A faithful transcription of all the data is required.

● **Records supplied**:
## START
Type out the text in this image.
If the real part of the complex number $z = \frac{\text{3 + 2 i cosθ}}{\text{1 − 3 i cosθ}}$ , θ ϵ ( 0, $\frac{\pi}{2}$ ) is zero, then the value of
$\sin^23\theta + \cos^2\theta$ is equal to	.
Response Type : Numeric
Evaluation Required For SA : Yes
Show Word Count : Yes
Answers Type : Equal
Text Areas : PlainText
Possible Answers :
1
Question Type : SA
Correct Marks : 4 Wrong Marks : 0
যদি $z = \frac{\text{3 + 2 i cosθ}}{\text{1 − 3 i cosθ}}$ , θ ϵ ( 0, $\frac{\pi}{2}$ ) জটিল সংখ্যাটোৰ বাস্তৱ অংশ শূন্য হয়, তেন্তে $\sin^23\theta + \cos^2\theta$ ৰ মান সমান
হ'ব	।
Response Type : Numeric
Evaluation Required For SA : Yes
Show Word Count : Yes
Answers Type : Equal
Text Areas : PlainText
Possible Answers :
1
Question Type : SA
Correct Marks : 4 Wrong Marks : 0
## END
● **Exercise answer**:
Type out the text in this image.
If the real part of the complex number $z = \frac{\text{3 + 2 i cosθ}}{\text{1 − 3 i cosθ}}$ , θ ϵ ( 0, $\frac{\pi}{2}$ ) is zero, then the value of
$\sin^23\theta + \cos^2\theta$ is equal to	.
Response Type : Numeric
Evaluation Required For SA : Yes
Show Word Count : Yes
Answers Type : Equal
Text Areas : PlainText
Possible Answers :
1
Question Type : SA
Correct Marks : 4 Wrong Marks : 0
যদি $z = \frac{\text{3 + 2 i cosθ}}{\text{1 − 3 i cosθ}}$ , θ ϵ ( 0, $\frac{\pi}{2}$ ) জটিল সংখ্যাটোৰ বাস্তৱ অংশ শূন্য হয়, তেন্তে $\sin^23\theta + \cos^2\theta$ ৰ মান সমান
হ'ব	।
Response Type : Numeric
Evaluation Required For SA : Yes
Show Word Count : Yes
Answers Type : Equal
Text Areas : PlainText
Possible Answers :
1
Question Type : SA
Correct Marks : 4 Wrong Marks : 0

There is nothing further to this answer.